▶ [Exercise prompt]: Search the data below for the word "Examinations" and copy each line that holds it.

▶ [Records]:
+ + +

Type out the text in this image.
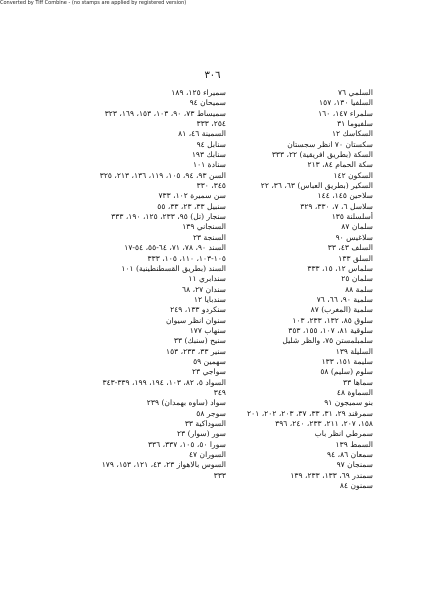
Converted by Tiff Combine - (no stamps are applied by registered version)
٣٠٦
السلمي ٧٦
السلفيا ١٣٠، ١٥٧
سلمراء ١٤٧، ١٦٠
سلفيوما ٣١
السكاسك ١٢
سكستان ٧٠ انظر سجستان
السكة (بطريق افريقية) ٢٢، ٣٣٣
سكة الحمام ٨٤، ٢١٣
السكون ١٤٢
السكير (بطريق العباس) ٦٣، ٣٦، ٢٢
سلاحين ١٤٥، ١٤٤
سلاسل ٦، ٧، ٣٣٠، ٣٢٩
أسلسلنة ١٣٥
سلمان ٨٧
سلاغيس ٩٠
السلف ٤٣، ٣٣
السلق ١٣٣
سلماس ١٢، ١٥، ٣٣٣
سلمان ٢٥
سلمة ٨٨
سلمية ٩٠، ٦٦، ٧٦
سلمية (المغرب) ٨٧
سلوق ٨٥، ١٣٢، ٢٣٣، ١٠٣
سلوقية ٨١، ١٠٧، ١٥٥، ٣٥٣
سلمبلمستن ٧٥، والظر شليل
السليلة ١٣٩
سليمة ١٥١، ١٣٣
سلوم (سليم) ٥٨
سماها ٣٣
السماوة ٤٨
بنو سميجون ٩١
سمرقند ٢٩، ٣١، ٣٣، ٣٧، ٢٠٣، ٢٠٢، ٢٠١
١٥٨، ٢٠٧، ٢١١، ٢٣٣، ٢٤٠، ٣٩٦
سمرطي انظر باب
السمط ١٣٩
سمعان ٨٦، ٩٤
سمنجان ٩٧
سمندر ٦٩، ١٣٣، ٢٣٣، ١٣٩
سمنون ٨٤
سميراء ١٢٥، ١٨٩
سميحان ٩٤
سميساط ٧٣، ٩٠، ١٠٣، ١٥٣، ١٦٩، ٣٢٣
٢٥٤، ٣٣٣
السمينة ٤٦، ٨١
سنابل ٩٤
سنابك ١٩٣
سنادة ١٠١
السن ٩٣، ٩٤، ١٠٥، ١١٩، ١٣٦، ٢١٣، ٣٢٥
٣٤٥، ٣٣٠
سن سميرة ١٠٢، ٧٣٣
سنبيل ٣٣، ٢٣، ٣٣، ٥٥
سنجار (تل) ٩٥، ٢٣٣، ١٢٥، ١٩٠، ٣٣٣
السنجاني ١٣٩
السنجة ٢٣
السند ٩٠، ٧٨، ٧١، ٦٤-٥٥، ٥٤-١٧
١٠٥-١٠٣، ١١٠، ١٠٥، ٣٣٣
السند (بطريق القسطنطينية) ١٠١
سندابري ١١
سندان ٢٧، ٦٨
سندبايا ١٢
سنكردو ١٣٣، ٢٤٩
سنوان انظر سيوان
سنهاب ١٧٧
سنيح (سنبك) ٣٣
سنير ٣٣، ٢٣٣، ١٥٣
سهمين ٥٩
سواجي ٢٣
السواد ٥، ٨٢، ١٠٣، ١٩٤، ١٩٩، ٣٣٩-٣٤٣
٣٤٩
سواد (ساوه بهمدان) ٢٣٩
سوجر ٥٨
السوداكية ٣٣
سور (سوار) ٢٣
سورا ٥٠، ١٠٥، ٣٣٧، ٣٣٦
السوران ٤٧
السوس بالاهواز ٢٣، ٤٣، ١٢١، ١٥٣، ١٧٩
٣٣٣
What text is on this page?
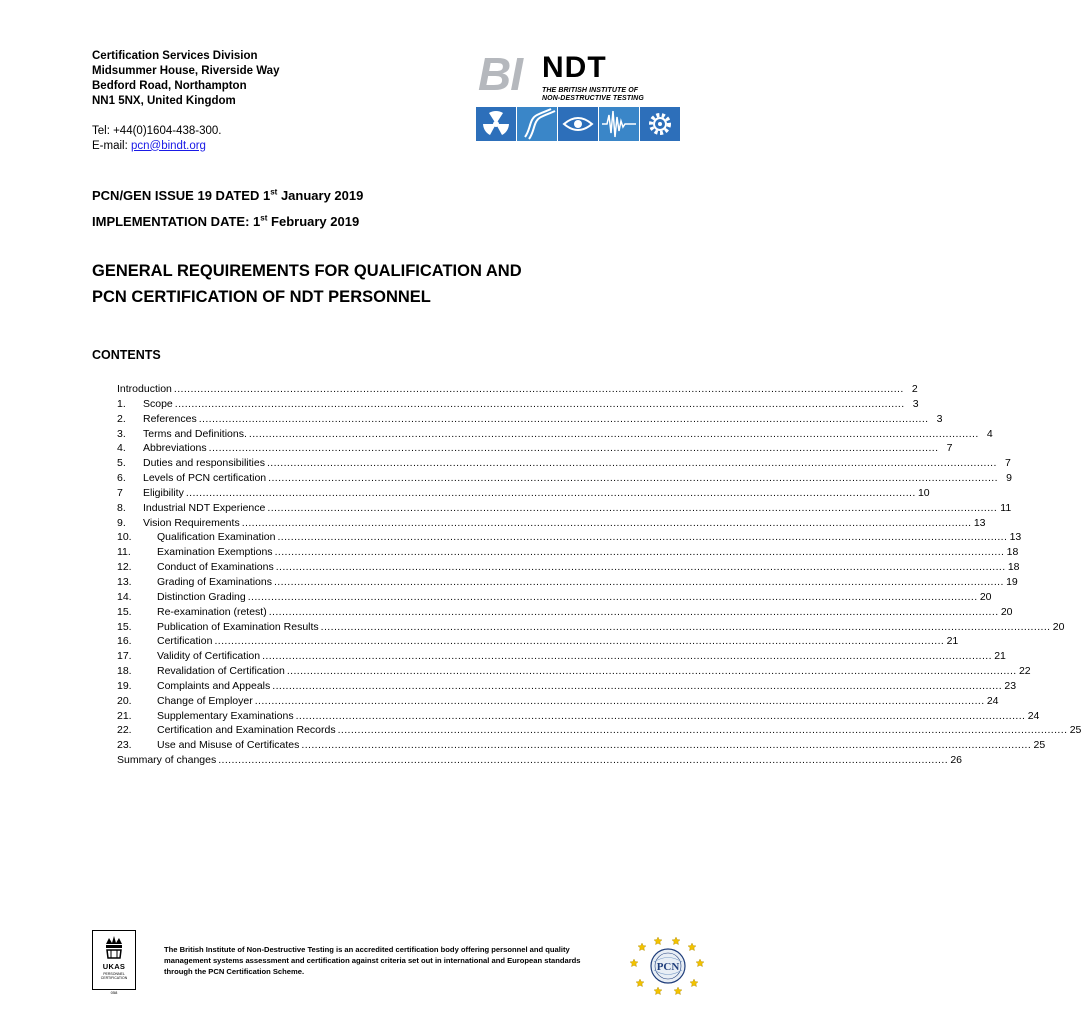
Certification Services Division
Midsummer House, Riverside Way
Bedford Road, Northampton
NN1 5NX, United Kingdom
Tel: +44(0)1604-438-300.
E-mail: pcn@bindt.org
BI NDT
THE BRITISH INSTITUTE OF
NON-DESTRUCTIVE TESTING
PCN/GEN ISSUE 19 DATED 1st January 2019
IMPLEMENTATION DATE: 1st February 2019
GENERAL REQUIREMENTS FOR QUALIFICATION AND
PCN CERTIFICATION OF NDT PERSONNEL
CONTENTS
Introduction ............................................................................................................................................................................................................................ 2
1.	Scope ............................................................................................................................................................................................................................ 3
2.	References ............................................................................................................................................................................................................................ 3
3.	Terms and Definitions. ............................................................................................................................................................................................................................ 4
4.	Abbreviations ............................................................................................................................................................................................................................ 7
5.	Duties and responsibilities ............................................................................................................................................................................................................................ 7
6.	Levels of PCN certification ............................................................................................................................................................................................................................ 9
7	Eligibility ............................................................................................................................................................................................................................ 10
8.	Industrial NDT Experience ............................................................................................................................................................................................................................ 11
9.	Vision Requirements ............................................................................................................................................................................................................................ 13
10.	Qualification Examination ............................................................................................................................................................................................................................ 13
11.	Examination Exemptions ............................................................................................................................................................................................................................ 18
12.	Conduct of Examinations ............................................................................................................................................................................................................................ 18
13.	Grading of Examinations ............................................................................................................................................................................................................................ 19
14.	Distinction Grading ............................................................................................................................................................................................................................ 20
15.	Re-examination (retest) ............................................................................................................................................................................................................................ 20
15.	Publication of Examination Results ............................................................................................................................................................................................................................ 20
16.	Certification ............................................................................................................................................................................................................................ 21
17.	Validity of Certification ............................................................................................................................................................................................................................ 21
18.	Revalidation of Certification ............................................................................................................................................................................................................................ 22
19.	Complaints and Appeals ............................................................................................................................................................................................................................ 23
20.	Change of Employer ............................................................................................................................................................................................................................ 24
21.	Supplementary Examinations ............................................................................................................................................................................................................................ 24
22.	Certification and Examination Records ............................................................................................................................................................................................................................ 25
23.	Use and Misuse of Certificates ............................................................................................................................................................................................................................ 25
Summary of changes ............................................................................................................................................................................................................................ 26
UKAS
PERSONNEL CERTIFICATION
058
The British Institute of Non-Destructive Testing is an accredited certification body offering personnel and quality management systems assessment and certification against criteria set out in international and European standards through the PCN Certification Scheme.	PCN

+ + +

▶ [Exercise result]:
12.	Conduct of Examinations ............................................................................................................................................................................................................................ 18
13.	Grading of Examinations ............................................................................................................................................................................................................................ 19
21.	Supplementary Examinations ............................................................................................................................................................................................................................ 24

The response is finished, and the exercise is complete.